STATED PROBLEM: Could you rewrite the material below with every "interactable" changed to "clickable" and nothing else altered?
━━━━━ RECORDED INFORMATION ━━━━━
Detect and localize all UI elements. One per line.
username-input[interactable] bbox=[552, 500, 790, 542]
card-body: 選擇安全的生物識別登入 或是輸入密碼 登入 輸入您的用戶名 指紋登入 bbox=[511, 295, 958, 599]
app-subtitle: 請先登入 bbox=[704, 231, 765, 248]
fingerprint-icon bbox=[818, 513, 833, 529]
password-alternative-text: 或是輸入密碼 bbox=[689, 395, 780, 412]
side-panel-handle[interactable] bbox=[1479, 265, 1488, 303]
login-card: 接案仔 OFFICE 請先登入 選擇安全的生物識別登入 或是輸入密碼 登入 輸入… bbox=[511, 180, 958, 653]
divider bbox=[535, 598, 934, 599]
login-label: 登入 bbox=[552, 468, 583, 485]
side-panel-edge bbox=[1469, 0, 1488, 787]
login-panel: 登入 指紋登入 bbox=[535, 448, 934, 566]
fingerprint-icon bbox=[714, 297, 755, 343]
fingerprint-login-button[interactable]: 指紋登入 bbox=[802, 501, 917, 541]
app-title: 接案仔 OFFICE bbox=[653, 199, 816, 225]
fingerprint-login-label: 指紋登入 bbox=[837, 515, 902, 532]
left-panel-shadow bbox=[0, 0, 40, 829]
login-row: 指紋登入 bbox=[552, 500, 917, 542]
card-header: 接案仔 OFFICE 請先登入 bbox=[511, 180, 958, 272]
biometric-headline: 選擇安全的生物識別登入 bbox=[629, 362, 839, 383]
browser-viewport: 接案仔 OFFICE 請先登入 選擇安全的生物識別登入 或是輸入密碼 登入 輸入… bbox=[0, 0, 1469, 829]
━━━━━
EXPECTED ANSWER:
Detect and localize all UI elements. One per line.
username-input[clickable] bbox=[552, 500, 790, 542]
card-body: 選擇安全的生物識別登入 或是輸入密碼 登入 輸入您的用戶名 指紋登入 bbox=[511, 295, 958, 599]
app-subtitle: 請先登入 bbox=[704, 231, 765, 248]
fingerprint-icon bbox=[818, 513, 833, 529]
password-alternative-text: 或是輸入密碼 bbox=[689, 395, 780, 412]
side-panel-handle[clickable] bbox=[1479, 265, 1488, 303]
login-card: 接案仔 OFFICE 請先登入 選擇安全的生物識別登入 或是輸入密碼 登入 輸入… bbox=[511, 180, 958, 653]
divider bbox=[535, 598, 934, 599]
login-label: 登入 bbox=[552, 468, 583, 485]
side-panel-edge bbox=[1469, 0, 1488, 787]
login-panel: 登入 指紋登入 bbox=[535, 448, 934, 566]
fingerprint-icon bbox=[714, 297, 755, 343]
fingerprint-login-button[clickable]: 指紋登入 bbox=[802, 501, 917, 541]
app-title: 接案仔 OFFICE bbox=[653, 199, 816, 225]
fingerprint-login-label: 指紋登入 bbox=[837, 515, 902, 532]
left-panel-shadow bbox=[0, 0, 40, 829]
login-row: 指紋登入 bbox=[552, 500, 917, 542]
card-header: 接案仔 OFFICE 請先登入 bbox=[511, 180, 958, 272]
biometric-headline: 選擇安全的生物識別登入 bbox=[629, 362, 839, 383]
browser-viewport: 接案仔 OFFICE 請先登入 選擇安全的生物識別登入 或是輸入密碼 登入 輸入… bbox=[0, 0, 1469, 829]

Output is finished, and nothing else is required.